Return every line of the entries below verbatim, changing nothing.

— Start Material for this task —

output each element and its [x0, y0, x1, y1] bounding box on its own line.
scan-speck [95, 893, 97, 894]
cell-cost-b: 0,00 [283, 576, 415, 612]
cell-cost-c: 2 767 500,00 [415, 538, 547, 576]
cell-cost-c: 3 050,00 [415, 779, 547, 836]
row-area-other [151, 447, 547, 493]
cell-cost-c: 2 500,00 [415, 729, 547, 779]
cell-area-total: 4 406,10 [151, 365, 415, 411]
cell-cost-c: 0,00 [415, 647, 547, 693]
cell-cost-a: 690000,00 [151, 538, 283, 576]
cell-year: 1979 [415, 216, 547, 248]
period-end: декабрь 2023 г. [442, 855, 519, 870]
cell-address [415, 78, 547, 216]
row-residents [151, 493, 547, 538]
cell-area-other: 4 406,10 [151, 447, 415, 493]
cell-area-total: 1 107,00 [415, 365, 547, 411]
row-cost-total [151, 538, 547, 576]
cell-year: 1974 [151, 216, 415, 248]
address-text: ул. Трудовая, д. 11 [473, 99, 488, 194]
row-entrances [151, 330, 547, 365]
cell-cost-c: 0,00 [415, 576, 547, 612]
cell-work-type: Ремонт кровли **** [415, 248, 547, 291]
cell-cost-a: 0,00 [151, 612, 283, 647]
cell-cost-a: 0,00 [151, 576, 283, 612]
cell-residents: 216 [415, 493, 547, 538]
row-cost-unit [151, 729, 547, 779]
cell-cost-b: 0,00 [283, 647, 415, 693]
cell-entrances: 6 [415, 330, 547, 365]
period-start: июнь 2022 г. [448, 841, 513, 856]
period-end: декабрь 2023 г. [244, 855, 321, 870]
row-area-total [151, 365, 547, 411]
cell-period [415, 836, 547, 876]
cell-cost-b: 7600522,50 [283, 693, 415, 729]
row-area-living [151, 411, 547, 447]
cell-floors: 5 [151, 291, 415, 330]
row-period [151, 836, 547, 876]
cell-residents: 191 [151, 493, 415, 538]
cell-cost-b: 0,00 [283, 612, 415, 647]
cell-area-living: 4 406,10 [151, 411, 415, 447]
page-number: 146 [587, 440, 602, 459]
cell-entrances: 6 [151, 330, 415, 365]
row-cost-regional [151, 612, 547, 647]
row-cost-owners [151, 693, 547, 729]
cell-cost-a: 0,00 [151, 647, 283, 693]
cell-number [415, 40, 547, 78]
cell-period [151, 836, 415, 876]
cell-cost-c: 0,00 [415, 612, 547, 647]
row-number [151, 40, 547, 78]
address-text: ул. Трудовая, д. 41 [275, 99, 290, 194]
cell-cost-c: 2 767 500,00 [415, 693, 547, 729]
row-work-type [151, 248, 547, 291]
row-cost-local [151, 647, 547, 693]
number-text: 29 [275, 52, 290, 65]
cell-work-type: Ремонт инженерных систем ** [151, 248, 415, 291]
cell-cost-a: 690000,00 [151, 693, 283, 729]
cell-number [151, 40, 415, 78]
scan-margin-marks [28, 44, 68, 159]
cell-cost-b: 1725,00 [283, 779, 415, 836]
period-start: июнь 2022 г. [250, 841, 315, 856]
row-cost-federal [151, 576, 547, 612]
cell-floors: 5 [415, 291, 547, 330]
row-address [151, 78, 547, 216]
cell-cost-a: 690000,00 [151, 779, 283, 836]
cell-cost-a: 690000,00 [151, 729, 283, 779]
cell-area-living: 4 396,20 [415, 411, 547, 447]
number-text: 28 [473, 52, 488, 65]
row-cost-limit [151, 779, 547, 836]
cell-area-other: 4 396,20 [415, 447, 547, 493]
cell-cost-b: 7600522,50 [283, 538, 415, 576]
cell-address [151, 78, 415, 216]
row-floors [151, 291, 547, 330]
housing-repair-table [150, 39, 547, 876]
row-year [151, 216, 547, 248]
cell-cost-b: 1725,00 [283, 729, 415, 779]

— End Material for this task —

**Worked answer:**
output each element and its [x0, y0, x1, y1] bounding box on its own line.
scan-speck [95, 893, 97, 894]
cell-cost-b: 0,00 [283, 576, 415, 612]
cell-cost-c: 2 767 500,00 [415, 538, 547, 576]
cell-cost-c: 3 050,00 [415, 779, 547, 836]
row-area-other [151, 447, 547, 493]
cell-cost-c: 2 500,00 [415, 729, 547, 779]
cell-area-total: 4 406,10 [151, 365, 415, 411]
cell-cost-c: 0,00 [415, 647, 547, 693]
cell-cost-a: 690000,00 [151, 538, 283, 576]
cell-year: 1979 [415, 216, 547, 248]
period-end: декабрь 2023 г. [442, 855, 519, 870]
cell-address [415, 78, 547, 216]
row-residents [151, 493, 547, 538]
cell-area-other: 4 406,10 [151, 447, 415, 493]
cell-area-total: 1 107,00 [415, 365, 547, 411]
row-cost-total [151, 538, 547, 576]
cell-year: 1974 [151, 216, 415, 248]
address-text: ул. Трудовая, д. 11 [473, 99, 488, 194]
row-entrances [151, 330, 547, 365]
cell-cost-c: 0,00 [415, 576, 547, 612]
cell-work-type: Ремонт кровли **** [415, 248, 547, 291]
cell-cost-a: 0,00 [151, 612, 283, 647]
cell-cost-a: 0,00 [151, 576, 283, 612]
cell-residents: 216 [415, 493, 547, 538]
row-cost-unit [151, 729, 547, 779]
cell-cost-b: 0,00 [283, 647, 415, 693]
cell-entrances: 6 [415, 330, 547, 365]
period-start: июнь 2022 г. [448, 841, 513, 856]
period-end: декабрь 2023 г. [244, 855, 321, 870]
row-area-total [151, 365, 547, 411]
cell-period [415, 836, 547, 876]
cell-cost-b: 7600522,50 [283, 693, 415, 729]
row-area-living [151, 411, 547, 447]
cell-floors: 5 [151, 291, 415, 330]
row-period [151, 836, 547, 876]
cell-residents: 191 [151, 493, 415, 538]
cell-cost-b: 0,00 [283, 612, 415, 647]
cell-area-living: 4 406,10 [151, 411, 415, 447]
page-number: 146 [587, 440, 602, 459]
cell-entrances: 6 [151, 330, 415, 365]
row-cost-regional [151, 612, 547, 647]
row-cost-owners [151, 693, 547, 729]
cell-cost-a: 0,00 [151, 647, 283, 693]
cell-number [415, 40, 547, 78]
cell-period [151, 836, 415, 876]
cell-cost-c: 0,00 [415, 612, 547, 647]
row-number [151, 40, 547, 78]
address-text: ул. Трудовая, д. 41 [275, 99, 290, 194]
cell-cost-c: 2 767 500,00 [415, 693, 547, 729]
row-work-type [151, 248, 547, 291]
row-cost-local [151, 647, 547, 693]
number-text: 29 [275, 52, 290, 65]
cell-work-type: Ремонт инженерных систем ** [151, 248, 415, 291]
cell-cost-a: 690000,00 [151, 693, 283, 729]
cell-number [151, 40, 415, 78]
scan-margin-marks [28, 44, 68, 159]
cell-cost-b: 1725,00 [283, 779, 415, 836]
period-start: июнь 2022 г. [250, 841, 315, 856]
row-cost-federal [151, 576, 547, 612]
cell-floors: 5 [415, 291, 547, 330]
row-address [151, 78, 547, 216]
cell-cost-a: 690000,00 [151, 779, 283, 836]
cell-cost-a: 690000,00 [151, 729, 283, 779]
cell-area-living: 4 396,20 [415, 411, 547, 447]
number-text: 28 [473, 52, 488, 65]
row-cost-limit [151, 779, 547, 836]
cell-area-other: 4 396,20 [415, 447, 547, 493]
cell-cost-b: 7600522,50 [283, 538, 415, 576]
cell-address [151, 78, 415, 216]
row-floors [151, 291, 547, 330]
housing-repair-table [150, 39, 547, 876]
row-year [151, 216, 547, 248]
cell-cost-b: 1725,00 [283, 729, 415, 779]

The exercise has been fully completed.